__Stated goal__: Output all lines exactly.

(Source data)
* start *

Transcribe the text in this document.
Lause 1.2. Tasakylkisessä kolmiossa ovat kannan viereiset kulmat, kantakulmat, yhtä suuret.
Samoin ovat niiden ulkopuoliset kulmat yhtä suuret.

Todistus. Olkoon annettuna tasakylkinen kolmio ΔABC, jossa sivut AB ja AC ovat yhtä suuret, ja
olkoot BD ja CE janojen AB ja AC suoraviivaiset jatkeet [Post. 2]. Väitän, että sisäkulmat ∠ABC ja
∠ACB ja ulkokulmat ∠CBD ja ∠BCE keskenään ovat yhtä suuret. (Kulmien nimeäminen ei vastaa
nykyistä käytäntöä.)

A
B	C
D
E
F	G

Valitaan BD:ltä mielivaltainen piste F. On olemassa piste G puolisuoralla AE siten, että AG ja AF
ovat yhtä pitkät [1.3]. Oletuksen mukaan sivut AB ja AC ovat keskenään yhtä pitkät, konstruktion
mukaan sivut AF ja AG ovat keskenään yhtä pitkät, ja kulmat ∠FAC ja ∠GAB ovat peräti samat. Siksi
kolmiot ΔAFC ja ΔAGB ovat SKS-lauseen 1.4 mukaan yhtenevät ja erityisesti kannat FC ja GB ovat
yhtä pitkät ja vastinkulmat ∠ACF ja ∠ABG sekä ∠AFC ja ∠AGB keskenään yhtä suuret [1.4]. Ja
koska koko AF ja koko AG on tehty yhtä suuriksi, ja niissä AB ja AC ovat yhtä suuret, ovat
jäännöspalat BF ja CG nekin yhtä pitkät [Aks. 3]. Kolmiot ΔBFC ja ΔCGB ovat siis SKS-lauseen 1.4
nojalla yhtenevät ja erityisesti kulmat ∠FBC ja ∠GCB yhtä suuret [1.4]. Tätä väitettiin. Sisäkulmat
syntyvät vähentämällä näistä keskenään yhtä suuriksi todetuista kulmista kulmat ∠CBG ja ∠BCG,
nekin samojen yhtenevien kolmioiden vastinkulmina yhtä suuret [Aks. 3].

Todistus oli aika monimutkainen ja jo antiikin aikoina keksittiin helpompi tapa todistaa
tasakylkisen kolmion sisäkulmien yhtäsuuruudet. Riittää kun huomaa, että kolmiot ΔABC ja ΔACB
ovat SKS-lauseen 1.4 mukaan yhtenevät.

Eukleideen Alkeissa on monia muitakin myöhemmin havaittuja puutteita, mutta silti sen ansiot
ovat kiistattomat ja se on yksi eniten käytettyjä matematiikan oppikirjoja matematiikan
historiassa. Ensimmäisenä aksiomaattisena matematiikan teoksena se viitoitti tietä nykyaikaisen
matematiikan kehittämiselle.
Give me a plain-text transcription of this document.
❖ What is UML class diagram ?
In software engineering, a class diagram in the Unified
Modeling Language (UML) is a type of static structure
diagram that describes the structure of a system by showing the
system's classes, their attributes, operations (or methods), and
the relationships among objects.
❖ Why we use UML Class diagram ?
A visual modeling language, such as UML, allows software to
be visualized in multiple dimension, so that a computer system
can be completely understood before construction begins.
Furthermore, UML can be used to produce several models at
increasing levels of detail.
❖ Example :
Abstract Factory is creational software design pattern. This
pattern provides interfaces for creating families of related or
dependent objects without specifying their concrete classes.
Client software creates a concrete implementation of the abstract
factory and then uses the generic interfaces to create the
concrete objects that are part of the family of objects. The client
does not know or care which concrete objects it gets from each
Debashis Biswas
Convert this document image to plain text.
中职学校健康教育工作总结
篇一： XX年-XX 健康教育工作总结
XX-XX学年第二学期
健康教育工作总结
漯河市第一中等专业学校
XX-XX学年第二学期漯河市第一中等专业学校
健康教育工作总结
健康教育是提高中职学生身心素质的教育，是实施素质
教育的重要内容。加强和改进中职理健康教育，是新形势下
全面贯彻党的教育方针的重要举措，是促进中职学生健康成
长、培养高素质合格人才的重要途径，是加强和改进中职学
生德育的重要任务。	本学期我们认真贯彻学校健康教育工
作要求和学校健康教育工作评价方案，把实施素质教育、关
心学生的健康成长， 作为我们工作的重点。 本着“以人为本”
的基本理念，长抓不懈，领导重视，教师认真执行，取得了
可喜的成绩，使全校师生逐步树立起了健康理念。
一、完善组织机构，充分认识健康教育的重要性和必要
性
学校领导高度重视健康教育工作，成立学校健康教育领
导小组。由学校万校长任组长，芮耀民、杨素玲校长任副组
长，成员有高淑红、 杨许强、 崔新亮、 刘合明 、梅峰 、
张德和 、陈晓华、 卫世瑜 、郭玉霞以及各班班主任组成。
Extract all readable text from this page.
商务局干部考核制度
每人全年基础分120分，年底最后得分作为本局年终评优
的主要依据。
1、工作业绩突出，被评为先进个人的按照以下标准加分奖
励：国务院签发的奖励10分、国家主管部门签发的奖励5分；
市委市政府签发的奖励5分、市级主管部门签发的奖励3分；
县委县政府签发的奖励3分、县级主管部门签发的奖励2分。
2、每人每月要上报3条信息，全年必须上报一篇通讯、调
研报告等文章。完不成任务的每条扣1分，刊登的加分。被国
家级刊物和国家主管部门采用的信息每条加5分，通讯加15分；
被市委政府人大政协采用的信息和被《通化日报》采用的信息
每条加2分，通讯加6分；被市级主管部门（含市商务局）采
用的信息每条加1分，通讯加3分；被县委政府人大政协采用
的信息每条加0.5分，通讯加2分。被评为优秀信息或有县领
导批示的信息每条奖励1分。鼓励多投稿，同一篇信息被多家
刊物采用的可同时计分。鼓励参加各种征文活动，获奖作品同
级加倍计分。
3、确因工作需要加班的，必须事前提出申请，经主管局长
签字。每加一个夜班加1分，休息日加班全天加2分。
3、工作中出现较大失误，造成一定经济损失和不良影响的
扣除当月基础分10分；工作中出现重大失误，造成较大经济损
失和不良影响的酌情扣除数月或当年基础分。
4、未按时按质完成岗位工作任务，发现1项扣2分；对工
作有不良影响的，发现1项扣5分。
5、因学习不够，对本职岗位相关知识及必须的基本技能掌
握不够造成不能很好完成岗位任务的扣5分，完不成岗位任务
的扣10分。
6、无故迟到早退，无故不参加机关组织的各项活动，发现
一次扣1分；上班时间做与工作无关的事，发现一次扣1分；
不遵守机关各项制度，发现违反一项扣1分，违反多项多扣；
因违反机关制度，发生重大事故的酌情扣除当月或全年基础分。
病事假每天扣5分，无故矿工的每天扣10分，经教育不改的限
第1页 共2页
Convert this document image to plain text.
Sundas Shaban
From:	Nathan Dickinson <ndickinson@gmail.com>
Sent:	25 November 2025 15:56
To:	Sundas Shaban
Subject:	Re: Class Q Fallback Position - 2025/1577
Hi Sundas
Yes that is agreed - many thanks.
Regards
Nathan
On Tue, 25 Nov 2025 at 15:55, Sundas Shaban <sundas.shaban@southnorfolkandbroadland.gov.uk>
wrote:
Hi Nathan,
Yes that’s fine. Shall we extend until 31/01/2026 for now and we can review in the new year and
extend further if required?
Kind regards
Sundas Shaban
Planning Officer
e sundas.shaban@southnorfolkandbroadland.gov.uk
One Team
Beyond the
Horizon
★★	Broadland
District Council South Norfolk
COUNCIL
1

* end *

__Task solution__:
Transcribe the text in this document.
Lause 1.2. Tasakylkisessä kolmiossa ovat kannan viereiset kulmat, kantakulmat, yhtä suuret.
Samoin ovat niiden ulkopuoliset kulmat yhtä suuret.

Todistus. Olkoon annettuna tasakylkinen kolmio ΔABC, jossa sivut AB ja AC ovat yhtä suuret, ja
olkoot BD ja CE janojen AB ja AC suoraviivaiset jatkeet [Post. 2]. Väitän, että sisäkulmat ∠ABC ja
∠ACB ja ulkokulmat ∠CBD ja ∠BCE keskenään ovat yhtä suuret. (Kulmien nimeäminen ei vastaa
nykyistä käytäntöä.)

A
B	C
D
E
F	G

Valitaan BD:ltä mielivaltainen piste F. On olemassa piste G puolisuoralla AE siten, että AG ja AF
ovat yhtä pitkät [1.3]. Oletuksen mukaan sivut AB ja AC ovat keskenään yhtä pitkät, konstruktion
mukaan sivut AF ja AG ovat keskenään yhtä pitkät, ja kulmat ∠FAC ja ∠GAB ovat peräti samat. Siksi
kolmiot ΔAFC ja ΔAGB ovat SKS-lauseen 1.4 mukaan yhtenevät ja erityisesti kannat FC ja GB ovat
yhtä pitkät ja vastinkulmat ∠ACF ja ∠ABG sekä ∠AFC ja ∠AGB keskenään yhtä suuret [1.4]. Ja
koska koko AF ja koko AG on tehty yhtä suuriksi, ja niissä AB ja AC ovat yhtä suuret, ovat
jäännöspalat BF ja CG nekin yhtä pitkät [Aks. 3]. Kolmiot ΔBFC ja ΔCGB ovat siis SKS-lauseen 1.4
nojalla yhtenevät ja erityisesti kulmat ∠FBC ja ∠GCB yhtä suuret [1.4]. Tätä väitettiin. Sisäkulmat
syntyvät vähentämällä näistä keskenään yhtä suuriksi todetuista kulmista kulmat ∠CBG ja ∠BCG,
nekin samojen yhtenevien kolmioiden vastinkulmina yhtä suuret [Aks. 3].

Todistus oli aika monimutkainen ja jo antiikin aikoina keksittiin helpompi tapa todistaa
tasakylkisen kolmion sisäkulmien yhtäsuuruudet. Riittää kun huomaa, että kolmiot ΔABC ja ΔACB
ovat SKS-lauseen 1.4 mukaan yhtenevät.

Eukleideen Alkeissa on monia muitakin myöhemmin havaittuja puutteita, mutta silti sen ansiot
ovat kiistattomat ja se on yksi eniten käytettyjä matematiikan oppikirjoja matematiikan
historiassa. Ensimmäisenä aksiomaattisena matematiikan teoksena se viitoitti tietä nykyaikaisen
matematiikan kehittämiselle.
Give me a plain-text transcription of this document.
❖ What is UML class diagram ?
In software engineering, a class diagram in the Unified
Modeling Language (UML) is a type of static structure
diagram that describes the structure of a system by showing the
system's classes, their attributes, operations (or methods), and
the relationships among objects.
❖ Why we use UML Class diagram ?
A visual modeling language, such as UML, allows software to
be visualized in multiple dimension, so that a computer system
can be completely understood before construction begins.
Furthermore, UML can be used to produce several models at
increasing levels of detail.
❖ Example :
Abstract Factory is creational software design pattern. This
pattern provides interfaces for creating families of related or
dependent objects without specifying their concrete classes.
Client software creates a concrete implementation of the abstract
factory and then uses the generic interfaces to create the
concrete objects that are part of the family of objects. The client
does not know or care which concrete objects it gets from each
Debashis Biswas
Convert this document image to plain text.
中职学校健康教育工作总结
篇一： XX年-XX 健康教育工作总结
XX-XX学年第二学期
健康教育工作总结
漯河市第一中等专业学校
XX-XX学年第二学期漯河市第一中等专业学校
健康教育工作总结
健康教育是提高中职学生身心素质的教育，是实施素质
教育的重要内容。加强和改进中职理健康教育，是新形势下
全面贯彻党的教育方针的重要举措，是促进中职学生健康成
长、培养高素质合格人才的重要途径，是加强和改进中职学
生德育的重要任务。	本学期我们认真贯彻学校健康教育工
作要求和学校健康教育工作评价方案，把实施素质教育、关
心学生的健康成长， 作为我们工作的重点。 本着“以人为本”
的基本理念，长抓不懈，领导重视，教师认真执行，取得了
可喜的成绩，使全校师生逐步树立起了健康理念。
一、完善组织机构，充分认识健康教育的重要性和必要
性
学校领导高度重视健康教育工作，成立学校健康教育领
导小组。由学校万校长任组长，芮耀民、杨素玲校长任副组
长，成员有高淑红、 杨许强、 崔新亮、 刘合明 、梅峰 、
张德和 、陈晓华、 卫世瑜 、郭玉霞以及各班班主任组成。
Extract all readable text from this page.
商务局干部考核制度
每人全年基础分120分，年底最后得分作为本局年终评优
的主要依据。
1、工作业绩突出，被评为先进个人的按照以下标准加分奖
励：国务院签发的奖励10分、国家主管部门签发的奖励5分；
市委市政府签发的奖励5分、市级主管部门签发的奖励3分；
县委县政府签发的奖励3分、县级主管部门签发的奖励2分。
2、每人每月要上报3条信息，全年必须上报一篇通讯、调
研报告等文章。完不成任务的每条扣1分，刊登的加分。被国
家级刊物和国家主管部门采用的信息每条加5分，通讯加15分；
被市委政府人大政协采用的信息和被《通化日报》采用的信息
每条加2分，通讯加6分；被市级主管部门（含市商务局）采
用的信息每条加1分，通讯加3分；被县委政府人大政协采用
的信息每条加0.5分，通讯加2分。被评为优秀信息或有县领
导批示的信息每条奖励1分。鼓励多投稿，同一篇信息被多家
刊物采用的可同时计分。鼓励参加各种征文活动，获奖作品同
级加倍计分。
3、确因工作需要加班的，必须事前提出申请，经主管局长
签字。每加一个夜班加1分，休息日加班全天加2分。
3、工作中出现较大失误，造成一定经济损失和不良影响的
扣除当月基础分10分；工作中出现重大失误，造成较大经济损
失和不良影响的酌情扣除数月或当年基础分。
4、未按时按质完成岗位工作任务，发现1项扣2分；对工
作有不良影响的，发现1项扣5分。
5、因学习不够，对本职岗位相关知识及必须的基本技能掌
握不够造成不能很好完成岗位任务的扣5分，完不成岗位任务
的扣10分。
6、无故迟到早退，无故不参加机关组织的各项活动，发现
一次扣1分；上班时间做与工作无关的事，发现一次扣1分；
不遵守机关各项制度，发现违反一项扣1分，违反多项多扣；
因违反机关制度，发生重大事故的酌情扣除当月或全年基础分。
病事假每天扣5分，无故矿工的每天扣10分，经教育不改的限
第1页 共2页
Convert this document image to plain text.
Sundas Shaban
From:	Nathan Dickinson <ndickinson@gmail.com>
Sent:	25 November 2025 15:56
To:	Sundas Shaban
Subject:	Re: Class Q Fallback Position - 2025/1577
Hi Sundas
Yes that is agreed - many thanks.
Regards
Nathan
On Tue, 25 Nov 2025 at 15:55, Sundas Shaban <sundas.shaban@southnorfolkandbroadland.gov.uk>
wrote:
Hi Nathan,
Yes that’s fine. Shall we extend until 31/01/2026 for now and we can review in the new year and
extend further if required?
Kind regards
Sundas Shaban
Planning Officer
e sundas.shaban@southnorfolkandbroadland.gov.uk
One Team
Beyond the
Horizon
★★	Broadland
District Council South Norfolk
COUNCIL
1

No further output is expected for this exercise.